■ EXERCISE DIRECTIONS:
Each line that includes the word "Claesen" should be copied from the records.

-------- SOURCE MATERIAL --------

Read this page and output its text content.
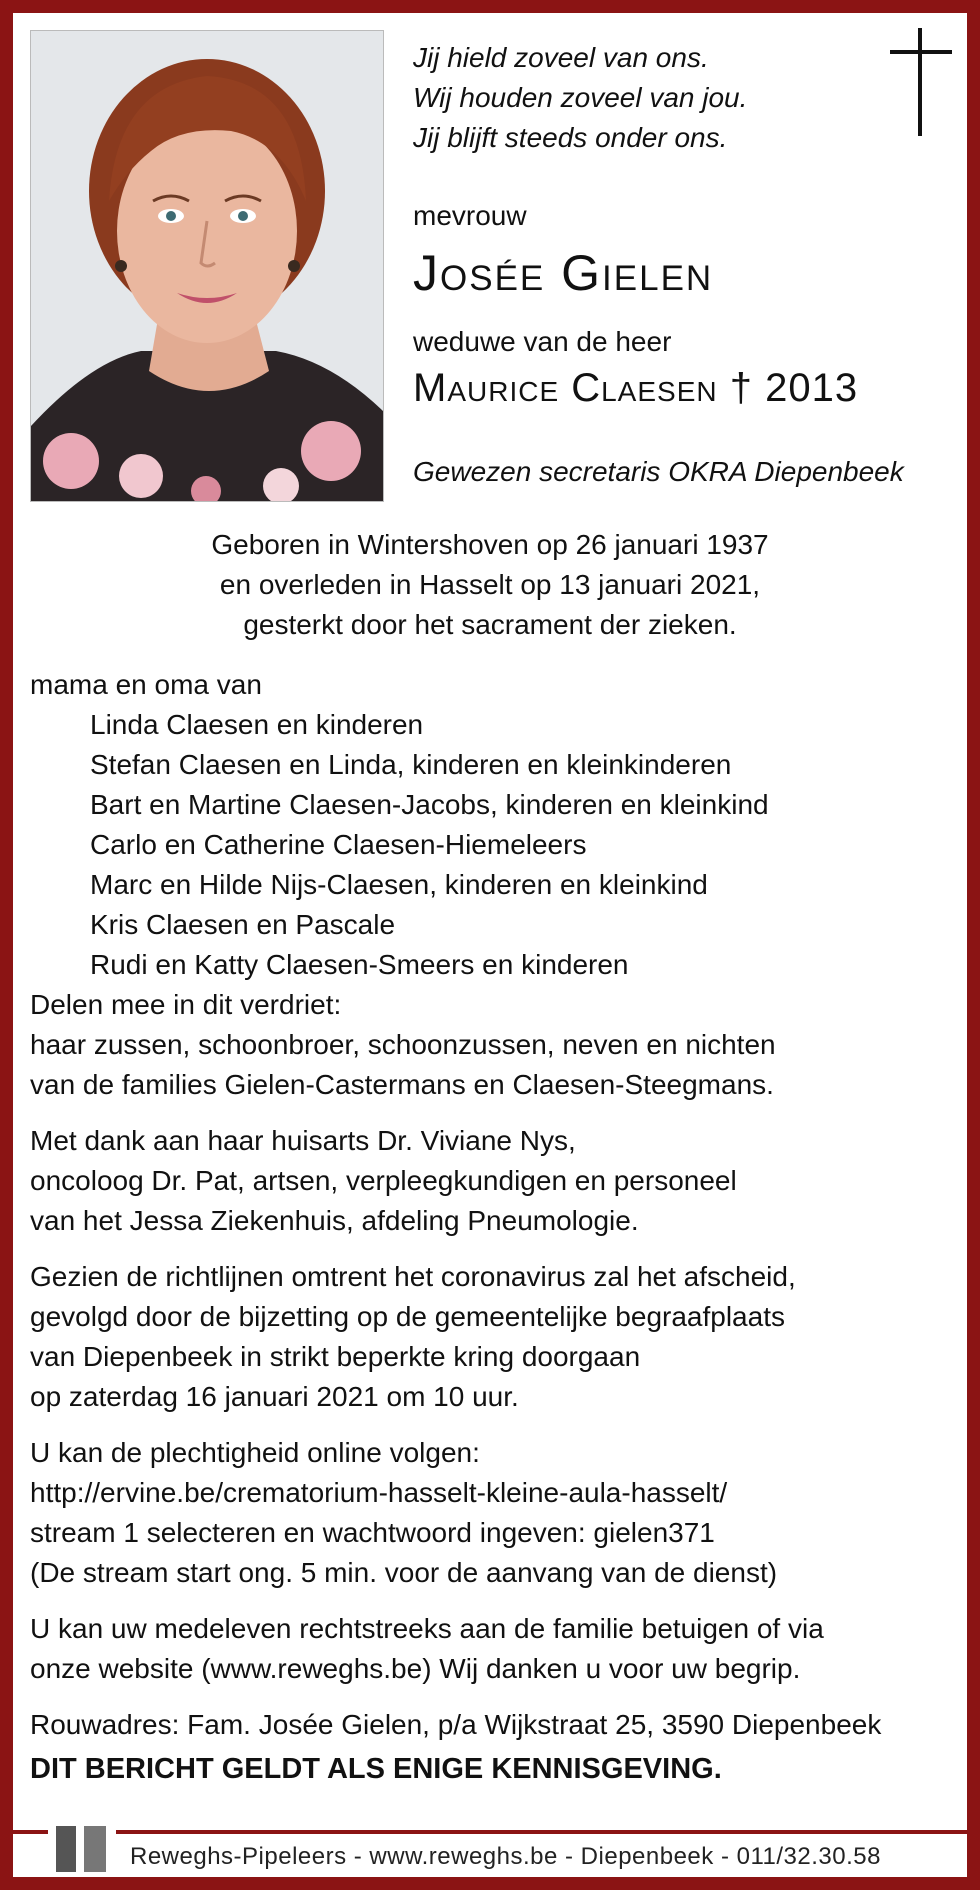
Jij hield zoveel van ons.
Wij houden zoveel van jou.
Jij blijft steeds onder ons.
mevrouw
Josée Gielen
weduwe van de heer
Maurice Claesen † 2013
Gewezen secretaris OKRA Diepenbeek
Geboren in Wintershoven op 26 januari 1937
en overleden in Hasselt op 13 januari 2021,
gesterkt door het sacrament der zieken.
mama en oma van
Linda Claesen en kinderen
Stefan Claesen en Linda, kinderen en kleinkinderen
Bart en Martine Claesen-Jacobs, kinderen en kleinkind
Carlo en Catherine Claesen-Hiemeleers
Marc en Hilde Nijs-Claesen, kinderen en kleinkind
Kris Claesen en Pascale
Rudi en Katty Claesen-Smeers en kinderen
Delen mee in dit verdriet:
haar zussen, schoonbroer, schoonzussen, neven en nichten
van de families Gielen-Castermans en Claesen-Steegmans.
Met dank aan haar huisarts Dr. Viviane Nys,
oncoloog Dr. Pat, artsen, verpleegkundigen en personeel
van het Jessa Ziekenhuis, afdeling Pneumologie.
Gezien de richtlijnen omtrent het coronavirus zal het afscheid,
gevolgd door de bijzetting op de gemeentelijke begraafplaats
van Diepenbeek in strikt beperkte kring doorgaan
op zaterdag 16 januari 2021 om 10 uur.
U kan de plechtigheid online volgen:
http://ervine.be/crematorium-hasselt-kleine-aula-hasselt/
stream 1 selecteren en wachtwoord ingeven: gielen371
(De stream start ong. 5 min. voor de aanvang van de dienst)
U kan uw medeleven rechtstreeks aan de familie betuigen of via
onze website (www.reweghs.be) Wij danken u voor uw begrip.
Rouwadres: Fam. Josée Gielen, p/a Wijkstraat 25, 3590 Diepenbeek
DIT BERICHT GELDT ALS ENIGE KENNISGEVING.
Reweghs-Pipeleers - www.reweghs.be - Diepenbeek - 011/32.30.58
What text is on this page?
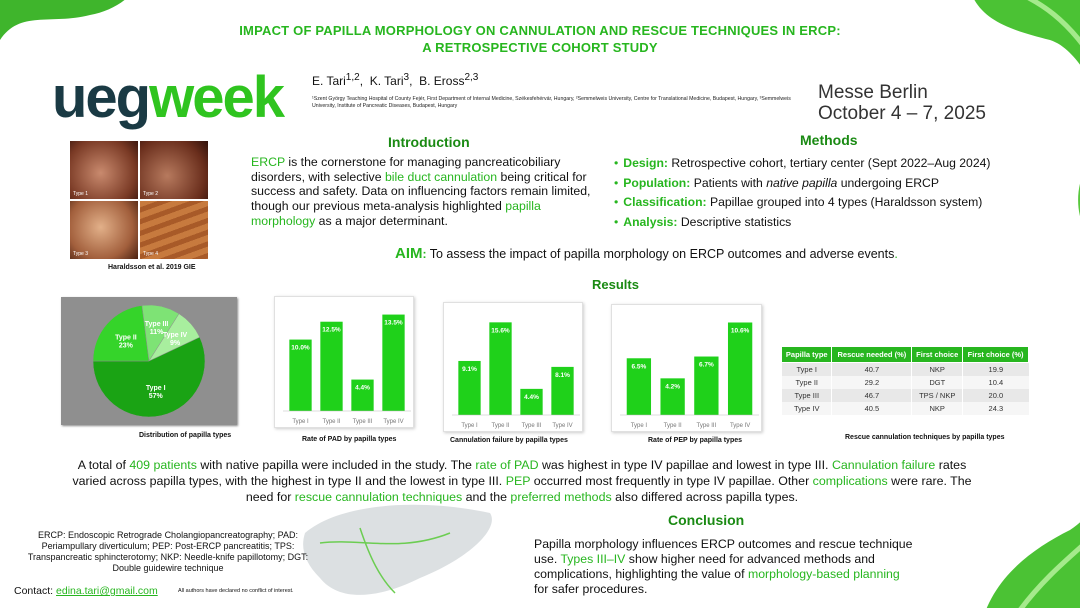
IMPACT OF PAPILLA MORPHOLOGY ON CANNULATION AND RESCUE TECHNIQUES IN ERCP:
A RETROSPECTIVE COHORT STUDY
uegweek E. Tari$^{1,2}$,  K. Tari$^3$,  B. Eross$^{2,3}$
¹Szent György Teaching Hospital of County Fejér, First Department of Internal Medicine, Székesfehérvár, Hungary, ²Semmelweis University, Centre for Translational Medicine, Budapest, Hungary, ³Semmelweis University, Institute of Pancreatic Diseases, Budapest, Hungary
Messe Berlin
October 4 – 7, 2025
Introduction
Type 1	Type 2
Type 3	Type 4
Haraldsson et al. 2019 GIE
ERCP is the cornerstone for managing pancreaticobiliary disorders, with selective bile duct cannulation being critical for success and safety. Data on influencing factors remain limited, though our previous meta-analysis highlighted papilla morphology as a major determinant.
Methods
• Design: Retrospective cohort, tertiary center (Sept 2022–Aug 2024)
• Population: Patients with native papilla undergoing ERCP
• Classification: Papillae grouped into 4 types (Haraldsson system)
• Analysis: Descriptive statistics
AIM: To assess the impact of papilla morphology on ERCP outcomes and adverse events.
Results
Type I
57%
Type II
23%
Type III
11% Type IV
9%
Distribution of papilla types
10.0%
Type I
12.5%
Type II
4.4%
Type III
13.5%
Type IV
Rate of PAD by papilla types
9.1%
Type I
15.6%
Type II
4.4%
Type III
8.1%
Type IV
Cannulation failure by papilla types
6.5%
Type I
4.2%
Type II
6.7%
Type III
10.6%
Type IV
Rate of PEP by papilla types
Papilla type	Rescue needed (%)	First choice	First choice (%)
Type I	40.7	NKP	19.9
Type II	29.2	DGT	10.4
Type III	46.7	TPS / NKP	20.0
Type IV	40.5	NKP	24.3
Rescue cannulation techniques by papilla types
A total of 409 patients with native papilla were included in the study. The rate of PAD was highest in type IV papillae and lowest in type III. Cannulation failure rates varied across papilla types, with the highest in type II and the lowest in type III. PEP occurred most frequently in type IV papillae. Other complications were rare. The need for rescue cannulation techniques and the preferred methods also differed across papilla types.
ERCP: Endoscopic Retrograde Cholangiopancreatography; PAD: Periampullary diverticulum; PEP: Post-ERCP pancreatitis; TPS: Transpancreatic sphincterotomy; NKP: Needle-knife papillotomy; DGT: Double guidewire technique
Contact: edina.tari@gmail.com	All authors have declared no conflict of interest.
Conclusion
Papilla morphology influences ERCP outcomes and rescue technique use. Types III–IV show higher need for advanced methods and complications, highlighting the value of morphology-based planning for safer procedures.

--------

■ WRITTEN ANSWER:
Maurice Claesen † 2013
Linda Claesen en kinderen
Stefan Claesen en Linda, kinderen en kleinkinderen
Bart en Martine Claesen-Jacobs, kinderen en kleinkind
Carlo en Catherine Claesen-Hiemeleers
Marc en Hilde Nijs-Claesen, kinderen en kleinkind
Kris Claesen en Pascale
Rudi en Katty Claesen-Smeers en kinderen
van de families Gielen-Castermans en Claesen-Steegmans.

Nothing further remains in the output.